— start Exercise material —
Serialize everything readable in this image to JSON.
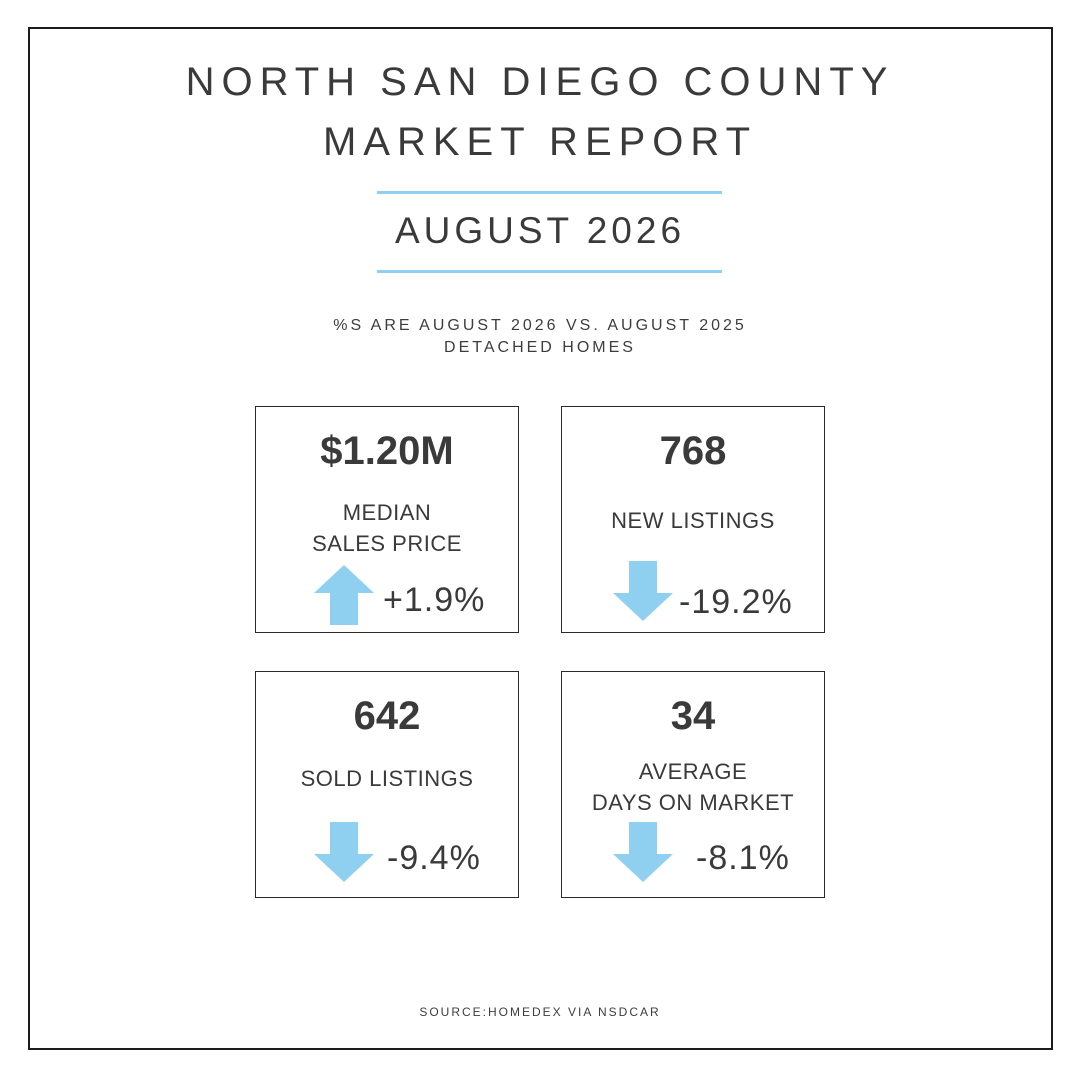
{
  "header": {
    "title_line1": "NORTH SAN DIEGO COUNTY",
    "title_line2": "MARKET REPORT",
    "period": "AUGUST 2026",
    "note_line1": "%S ARE AUGUST 2026 VS. AUGUST 2025",
    "note_line2": "DETACHED HOMES"
  },
  "accent_color": "#8fd0f0",
  "stats": [
    {
      "value": "$1.20M",
      "label_line1": "MEDIAN",
      "label_line2": "SALES PRICE",
      "direction": "up",
      "icon": "arrow-up-icon",
      "change": "+1.9%"
    },
    {
      "value": "768",
      "label_line1": "NEW LISTINGS",
      "direction": "down",
      "icon": "arrow-down-icon",
      "change": "-19.2%"
    },
    {
      "value": "642",
      "label_line1": "SOLD LISTINGS",
      "direction": "down",
      "icon": "arrow-down-icon",
      "change": "-9.4%"
    },
    {
      "value": "34",
      "label_line1": "AVERAGE",
      "label_line2": "DAYS ON MARKET",
      "direction": "down",
      "icon": "arrow-down-icon",
      "change": "-8.1%"
    }
  ],
  "footer": {
    "source": "SOURCE:HOMEDEX VIA NSDCAR"
  }
}
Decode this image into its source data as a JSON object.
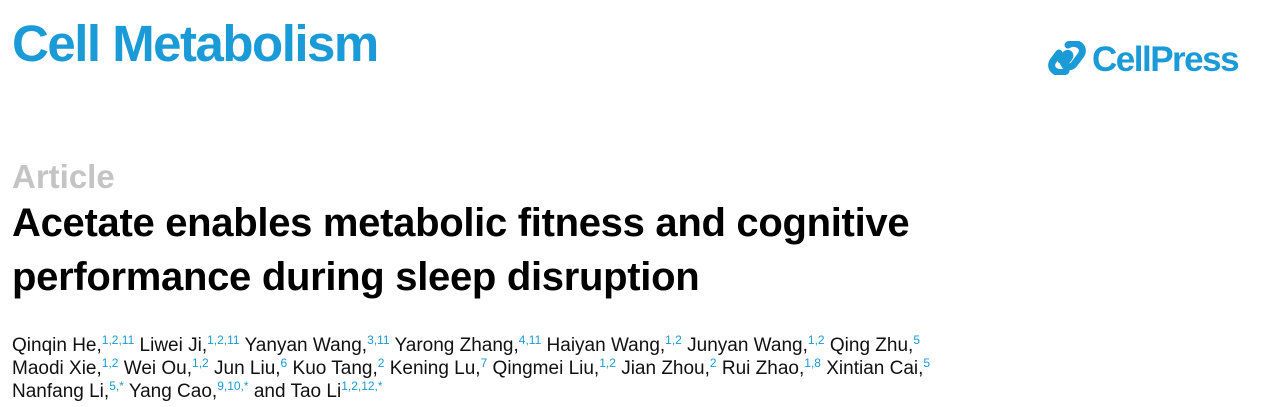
{
  "header": {
    "journal": "Cell Metabolism",
    "publisher": "CellPress",
    "publisher_icon": "cellpress-logo-icon",
    "brand_color": "#1a9ad6"
  },
  "article": {
    "type": "Article",
    "title_lines": [
      "Acetate enables metabolic fitness and cognitive",
      "performance during sleep disruption"
    ]
  },
  "authors": [
    [
      {
        "name": "Qinqin He,",
        "sup": "1,2,11"
      },
      {
        "name": "Liwei Ji,",
        "sup": "1,2,11"
      },
      {
        "name": "Yanyan Wang,",
        "sup": "3,11"
      },
      {
        "name": "Yarong Zhang,",
        "sup": "4,11"
      },
      {
        "name": "Haiyan Wang,",
        "sup": "1,2"
      },
      {
        "name": "Junyan Wang,",
        "sup": "1,2"
      },
      {
        "name": "Qing Zhu,",
        "sup": "5"
      }
    ],
    [
      {
        "name": "Maodi Xie,",
        "sup": "1,2"
      },
      {
        "name": "Wei Ou,",
        "sup": "1,2"
      },
      {
        "name": "Jun Liu,",
        "sup": "6"
      },
      {
        "name": "Kuo Tang,",
        "sup": "2"
      },
      {
        "name": "Kening Lu,",
        "sup": "7"
      },
      {
        "name": "Qingmei Liu,",
        "sup": "1,2"
      },
      {
        "name": "Jian Zhou,",
        "sup": "2"
      },
      {
        "name": "Rui Zhao,",
        "sup": "1,8"
      },
      {
        "name": "Xintian Cai,",
        "sup": "5"
      }
    ],
    [
      {
        "name": "Nanfang Li,",
        "sup": "5,*"
      },
      {
        "name": "Yang Cao,",
        "sup": "9,10,*"
      },
      {
        "name": "and Tao Li",
        "sup": "1,2,12,*"
      }
    ]
  ]
}
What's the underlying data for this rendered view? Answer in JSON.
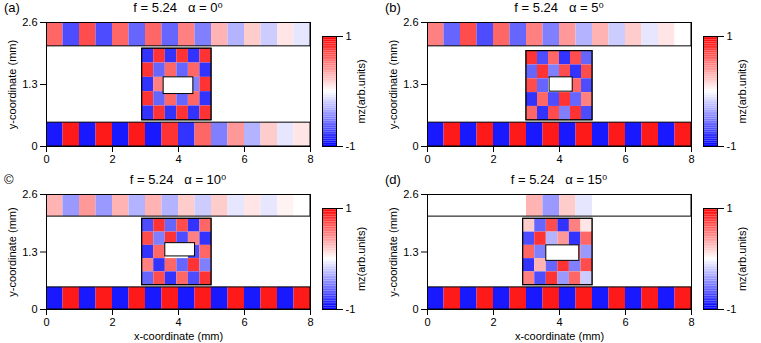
{
  "chart_data": [
    {
      "type": "heatmap",
      "panel": "(a)",
      "title": "f = 5.24   α = 0⁰",
      "ylabel": "y-coordinate (mm)",
      "xlim": [
        0,
        8
      ],
      "ylim": [
        0,
        2.6
      ],
      "xticks": [
        0,
        2,
        4,
        6,
        8
      ],
      "yticks": [
        0,
        1.3,
        2.6
      ],
      "x_bins": [
        0,
        0.5,
        1,
        1.5,
        2,
        2.5,
        3,
        3.5,
        4,
        4.5,
        5,
        5.5,
        6,
        6.5,
        7,
        7.5,
        8
      ],
      "strips": [
        {
          "y": [
            2.1,
            2.6
          ],
          "values": [
            0.6,
            -0.7,
            0.7,
            -0.7,
            0.6,
            -0.6,
            0.6,
            -0.6,
            0.5,
            -0.5,
            0.3,
            -0.3,
            0.2,
            -0.2,
            0.1,
            -0.1
          ]
        },
        {
          "y": [
            0,
            0.5
          ],
          "values": [
            -0.9,
            0.9,
            -0.9,
            0.9,
            -0.9,
            0.9,
            -0.9,
            0.8,
            -0.8,
            0.6,
            -0.5,
            0.4,
            -0.3,
            0.2,
            -0.1,
            0.1
          ]
        }
      ],
      "inset": {
        "x": [
          2.9,
          5.0
        ],
        "y": [
          0.55,
          2.05
        ],
        "hole": {
          "x": [
            3.55,
            4.45
          ],
          "y": [
            1.1,
            1.45
          ]
        },
        "cells": [
          [
            -0.8,
            0.8,
            -0.8,
            0.8,
            -0.8,
            0.8
          ],
          [
            0.8,
            -0.6,
            0.6,
            -0.6,
            0.6,
            -0.8
          ],
          [
            -0.8,
            0.5,
            null,
            null,
            -0.5,
            0.8
          ],
          [
            0.8,
            -0.6,
            0.6,
            -0.6,
            0.6,
            -0.8
          ],
          [
            -0.8,
            0.8,
            -0.8,
            0.8,
            -0.8,
            0.8
          ]
        ]
      },
      "colorbar": {
        "label": "mz(arb.units)",
        "range": [
          -1,
          1
        ],
        "ticks": [
          -1,
          1
        ],
        "colors": [
          "#0000ff",
          "#ffffff",
          "#ff0000"
        ]
      }
    },
    {
      "type": "heatmap",
      "panel": "(b)",
      "title": "f = 5.24   α = 5⁰",
      "ylabel": "y-coordinate (mm)",
      "xlim": [
        0,
        8
      ],
      "ylim": [
        0,
        2.6
      ],
      "xticks": [
        0,
        2,
        4,
        6,
        8
      ],
      "yticks": [
        0,
        1.3,
        2.6
      ],
      "x_bins": [
        0,
        0.5,
        1,
        1.5,
        2,
        2.5,
        3,
        3.5,
        4,
        4.5,
        5,
        5.5,
        6,
        6.5,
        7,
        7.5,
        8
      ],
      "strips": [
        {
          "y": [
            2.1,
            2.6
          ],
          "values": [
            0.5,
            -0.6,
            0.7,
            -0.7,
            0.6,
            -0.6,
            0.5,
            -0.5,
            0.4,
            -0.3,
            0.3,
            -0.2,
            0.2,
            -0.1,
            0.1,
            0
          ]
        },
        {
          "y": [
            0,
            0.5
          ],
          "values": [
            -0.9,
            0.9,
            -0.9,
            0.9,
            -0.9,
            0.9,
            -0.9,
            0.9,
            -0.9,
            0.9,
            -0.9,
            0.9,
            -0.9,
            0.9,
            -0.9,
            0.9
          ]
        }
      ],
      "inset": {
        "x": [
          3.0,
          5.0
        ],
        "y": [
          0.55,
          2.0
        ],
        "hole": {
          "x": [
            3.7,
            4.4
          ],
          "y": [
            1.15,
            1.45
          ]
        },
        "cells": [
          [
            0.8,
            -0.7,
            0.6,
            -0.8,
            0.7,
            -0.6
          ],
          [
            -0.6,
            0.8,
            -0.5,
            0.7,
            -0.8,
            0.7
          ],
          [
            0.7,
            -0.6,
            null,
            null,
            0.6,
            -0.7
          ],
          [
            -0.8,
            0.6,
            -0.7,
            0.8,
            -0.6,
            0.5
          ],
          [
            0.6,
            -0.8,
            0.7,
            -0.5,
            0.8,
            -0.7
          ]
        ]
      },
      "colorbar": {
        "label": "mz(arb.units)",
        "range": [
          -1,
          1
        ],
        "ticks": [
          -1,
          1
        ],
        "colors": [
          "#0000ff",
          "#ffffff",
          "#ff0000"
        ]
      }
    },
    {
      "type": "heatmap",
      "panel": "©",
      "title": "f = 5.24   α = 10⁰",
      "xlabel": "x-coordinate (mm)",
      "ylabel": "y-coordinate (mm)",
      "xlim": [
        0,
        8
      ],
      "ylim": [
        0,
        2.6
      ],
      "xticks": [
        0,
        2,
        4,
        6,
        8
      ],
      "yticks": [
        0,
        1.3,
        2.6
      ],
      "x_bins": [
        0,
        0.5,
        1,
        1.5,
        2,
        2.5,
        3,
        3.5,
        4,
        4.5,
        5,
        5.5,
        6,
        6.5,
        7,
        7.5,
        8
      ],
      "strips": [
        {
          "y": [
            2.1,
            2.6
          ],
          "values": [
            0.3,
            -0.4,
            0.4,
            -0.4,
            0.3,
            -0.3,
            0.3,
            -0.3,
            0.2,
            -0.2,
            0.2,
            -0.1,
            0.1,
            -0.1,
            0.05,
            0
          ]
        },
        {
          "y": [
            0,
            0.5
          ],
          "values": [
            -0.9,
            0.9,
            -0.9,
            0.9,
            -0.9,
            0.9,
            -0.9,
            0.9,
            -0.9,
            0.9,
            -0.9,
            0.9,
            -0.9,
            0.9,
            -0.9,
            0.9
          ]
        }
      ],
      "inset": {
        "x": [
          2.9,
          5.0
        ],
        "y": [
          0.55,
          2.05
        ],
        "hole": {
          "x": [
            3.6,
            4.5
          ],
          "y": [
            1.2,
            1.5
          ]
        },
        "cells": [
          [
            -0.7,
            0.8,
            -0.6,
            0.7,
            -0.8,
            0.6
          ],
          [
            0.7,
            -0.5,
            0.8,
            -0.7,
            0.5,
            -0.8
          ],
          [
            -0.8,
            0.6,
            null,
            null,
            -0.7,
            0.6
          ],
          [
            0.5,
            -0.8,
            0.6,
            -0.6,
            0.8,
            -0.5
          ],
          [
            -0.6,
            0.7,
            -0.8,
            0.6,
            -0.7,
            0.8
          ]
        ]
      },
      "colorbar": {
        "label": "mz(arb.units)",
        "range": [
          -1,
          1
        ],
        "ticks": [
          -1,
          1
        ],
        "colors": [
          "#0000ff",
          "#ffffff",
          "#ff0000"
        ]
      }
    },
    {
      "type": "heatmap",
      "panel": "(d)",
      "title": "f = 5.24   α = 15⁰",
      "xlabel": "x-coordinate (mm)",
      "ylabel": "y-coordinate (mm)",
      "xlim": [
        0,
        8
      ],
      "ylim": [
        0,
        2.6
      ],
      "xticks": [
        0,
        2,
        4,
        6,
        8
      ],
      "yticks": [
        0,
        1.3,
        2.6
      ],
      "x_bins": [
        0,
        0.5,
        1,
        1.5,
        2,
        2.5,
        3,
        3.5,
        4,
        4.5,
        5,
        5.5,
        6,
        6.5,
        7,
        7.5,
        8
      ],
      "strips": [
        {
          "y": [
            2.1,
            2.6
          ],
          "values": [
            0,
            0,
            0,
            0,
            0,
            0,
            0.3,
            -0.4,
            0.2,
            -0.1,
            0,
            0,
            0,
            0,
            0,
            0
          ]
        },
        {
          "y": [
            0,
            0.5
          ],
          "values": [
            -0.9,
            0.9,
            -0.9,
            0.9,
            -0.9,
            0.9,
            -0.9,
            0.9,
            -0.9,
            0.9,
            -0.9,
            0.9,
            -0.9,
            0.9,
            -0.9,
            0.9
          ]
        }
      ],
      "inset": {
        "x": [
          2.9,
          5.0
        ],
        "y": [
          0.55,
          2.05
        ],
        "hole": {
          "x": [
            3.6,
            4.6
          ],
          "y": [
            1.1,
            1.45
          ]
        },
        "cells": [
          [
            0.2,
            -0.6,
            0.7,
            -0.8,
            0.5,
            0.1
          ],
          [
            -0.7,
            0.8,
            -0.3,
            0.4,
            -0.8,
            0.6
          ],
          [
            0.6,
            -0.5,
            null,
            null,
            0.7,
            -0.4
          ],
          [
            -0.8,
            0.3,
            -0.6,
            0.8,
            -0.5,
            0.7
          ],
          [
            0.5,
            -0.7,
            0.8,
            -0.4,
            0.6,
            -0.2
          ]
        ]
      },
      "colorbar": {
        "label": "mz(arb.units)",
        "range": [
          -1,
          1
        ],
        "ticks": [
          -1,
          1
        ],
        "colors": [
          "#0000ff",
          "#ffffff",
          "#ff0000"
        ]
      }
    }
  ]
}
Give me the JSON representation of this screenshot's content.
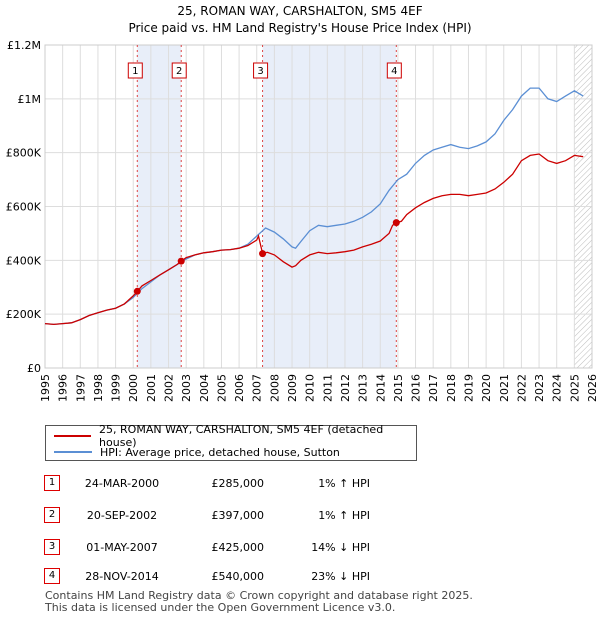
— end Exercise material —
◆ **Objective**: Out of the material above, select every line that holds the string "change".

◆ **Answer to the exercise**:
      "change": "+1.9%"
      "change": "-19.2%"
      "change": "-9.4%"
      "change": "-8.1%"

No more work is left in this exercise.